== Problem requirements ==
Find every line in the records below that contains the word "康复工程", and copy each such line.

== Records for processing ==
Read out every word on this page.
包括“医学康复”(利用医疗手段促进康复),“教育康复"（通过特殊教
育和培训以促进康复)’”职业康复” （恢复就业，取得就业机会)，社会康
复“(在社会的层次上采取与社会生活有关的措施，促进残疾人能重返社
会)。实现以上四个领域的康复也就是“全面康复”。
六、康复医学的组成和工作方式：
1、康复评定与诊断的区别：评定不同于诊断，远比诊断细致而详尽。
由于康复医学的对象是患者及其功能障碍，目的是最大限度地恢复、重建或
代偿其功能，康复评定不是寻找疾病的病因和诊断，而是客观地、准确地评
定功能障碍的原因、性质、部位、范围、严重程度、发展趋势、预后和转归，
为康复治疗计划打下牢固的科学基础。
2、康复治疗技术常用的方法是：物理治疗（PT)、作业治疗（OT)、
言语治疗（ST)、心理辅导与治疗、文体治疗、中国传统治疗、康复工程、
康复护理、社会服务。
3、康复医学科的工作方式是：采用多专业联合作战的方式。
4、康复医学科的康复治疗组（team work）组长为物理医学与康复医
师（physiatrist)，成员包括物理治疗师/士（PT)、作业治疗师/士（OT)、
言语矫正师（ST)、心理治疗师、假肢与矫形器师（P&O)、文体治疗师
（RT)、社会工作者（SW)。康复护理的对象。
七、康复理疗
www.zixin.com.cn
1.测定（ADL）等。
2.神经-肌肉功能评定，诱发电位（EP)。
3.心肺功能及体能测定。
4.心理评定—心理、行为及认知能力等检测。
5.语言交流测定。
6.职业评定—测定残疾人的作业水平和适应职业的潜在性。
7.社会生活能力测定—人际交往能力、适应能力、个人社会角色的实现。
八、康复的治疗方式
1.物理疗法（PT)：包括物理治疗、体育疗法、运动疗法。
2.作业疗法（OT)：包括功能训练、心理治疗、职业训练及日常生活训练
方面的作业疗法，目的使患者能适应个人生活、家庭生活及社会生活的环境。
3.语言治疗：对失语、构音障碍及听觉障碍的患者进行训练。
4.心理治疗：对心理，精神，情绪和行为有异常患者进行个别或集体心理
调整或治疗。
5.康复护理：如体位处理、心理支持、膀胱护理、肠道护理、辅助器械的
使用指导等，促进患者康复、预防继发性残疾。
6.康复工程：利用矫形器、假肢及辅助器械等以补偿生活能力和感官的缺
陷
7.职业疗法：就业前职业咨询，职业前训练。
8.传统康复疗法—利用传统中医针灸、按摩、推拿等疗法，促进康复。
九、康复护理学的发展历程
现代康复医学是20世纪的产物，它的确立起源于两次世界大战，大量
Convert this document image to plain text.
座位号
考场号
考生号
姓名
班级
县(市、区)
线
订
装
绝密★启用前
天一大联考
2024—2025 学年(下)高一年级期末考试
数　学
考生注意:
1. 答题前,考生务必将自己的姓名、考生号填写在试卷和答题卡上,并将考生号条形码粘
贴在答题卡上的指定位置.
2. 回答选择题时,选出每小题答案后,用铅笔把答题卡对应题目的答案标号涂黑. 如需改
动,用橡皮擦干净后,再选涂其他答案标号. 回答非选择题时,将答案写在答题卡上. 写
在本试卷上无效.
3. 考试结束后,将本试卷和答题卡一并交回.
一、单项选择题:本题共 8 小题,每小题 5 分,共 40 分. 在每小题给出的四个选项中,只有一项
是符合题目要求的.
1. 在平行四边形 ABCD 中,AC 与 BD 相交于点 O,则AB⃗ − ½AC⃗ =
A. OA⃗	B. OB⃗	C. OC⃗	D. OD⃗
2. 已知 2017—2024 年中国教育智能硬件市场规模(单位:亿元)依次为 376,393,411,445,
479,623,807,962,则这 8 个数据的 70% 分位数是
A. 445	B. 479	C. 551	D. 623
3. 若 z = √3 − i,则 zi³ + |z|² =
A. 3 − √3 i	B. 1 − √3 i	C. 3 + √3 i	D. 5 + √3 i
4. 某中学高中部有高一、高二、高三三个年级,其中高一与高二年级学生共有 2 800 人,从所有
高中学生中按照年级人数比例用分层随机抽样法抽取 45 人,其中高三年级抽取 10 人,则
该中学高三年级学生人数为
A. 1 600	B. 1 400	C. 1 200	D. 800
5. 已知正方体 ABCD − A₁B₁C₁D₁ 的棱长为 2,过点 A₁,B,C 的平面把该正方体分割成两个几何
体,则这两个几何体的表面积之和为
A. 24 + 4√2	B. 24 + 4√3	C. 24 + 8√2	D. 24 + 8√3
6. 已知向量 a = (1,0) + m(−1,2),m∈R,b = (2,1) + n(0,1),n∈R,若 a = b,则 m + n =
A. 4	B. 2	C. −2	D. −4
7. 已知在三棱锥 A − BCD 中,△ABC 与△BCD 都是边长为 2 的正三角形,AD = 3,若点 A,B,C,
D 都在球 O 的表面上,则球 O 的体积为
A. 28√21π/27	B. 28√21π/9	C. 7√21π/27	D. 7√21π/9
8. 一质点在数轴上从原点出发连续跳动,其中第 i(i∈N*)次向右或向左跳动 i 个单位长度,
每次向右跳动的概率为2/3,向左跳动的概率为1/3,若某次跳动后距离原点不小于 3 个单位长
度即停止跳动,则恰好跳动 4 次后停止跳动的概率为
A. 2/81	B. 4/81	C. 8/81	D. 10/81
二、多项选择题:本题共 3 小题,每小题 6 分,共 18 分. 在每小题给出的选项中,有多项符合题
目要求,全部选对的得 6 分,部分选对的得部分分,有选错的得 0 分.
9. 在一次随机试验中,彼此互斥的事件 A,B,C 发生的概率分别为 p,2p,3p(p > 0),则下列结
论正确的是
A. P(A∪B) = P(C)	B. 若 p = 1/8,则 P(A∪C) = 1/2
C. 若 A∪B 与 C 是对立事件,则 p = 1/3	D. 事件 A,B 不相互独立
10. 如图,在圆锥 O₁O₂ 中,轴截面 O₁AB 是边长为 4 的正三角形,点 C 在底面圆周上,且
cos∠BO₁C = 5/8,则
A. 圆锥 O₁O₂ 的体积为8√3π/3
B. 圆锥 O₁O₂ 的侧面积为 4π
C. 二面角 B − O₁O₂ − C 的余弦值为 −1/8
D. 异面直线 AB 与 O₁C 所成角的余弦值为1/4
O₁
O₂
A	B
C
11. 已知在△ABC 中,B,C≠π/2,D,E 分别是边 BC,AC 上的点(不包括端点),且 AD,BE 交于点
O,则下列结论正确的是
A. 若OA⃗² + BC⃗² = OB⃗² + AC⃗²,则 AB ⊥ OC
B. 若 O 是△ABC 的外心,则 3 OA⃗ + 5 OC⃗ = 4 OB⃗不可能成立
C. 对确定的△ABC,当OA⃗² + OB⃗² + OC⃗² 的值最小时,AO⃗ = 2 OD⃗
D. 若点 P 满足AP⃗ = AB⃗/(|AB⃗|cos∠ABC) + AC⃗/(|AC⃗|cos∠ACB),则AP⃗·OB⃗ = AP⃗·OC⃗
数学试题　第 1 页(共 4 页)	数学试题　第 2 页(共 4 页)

== Exercise output ==
言语治疗（ST)、心理辅导与治疗、文体治疗、中国传统治疗、康复工程、
6.康复工程：利用矫形器、假肢及辅助器械等以补偿生活能力和感官的缺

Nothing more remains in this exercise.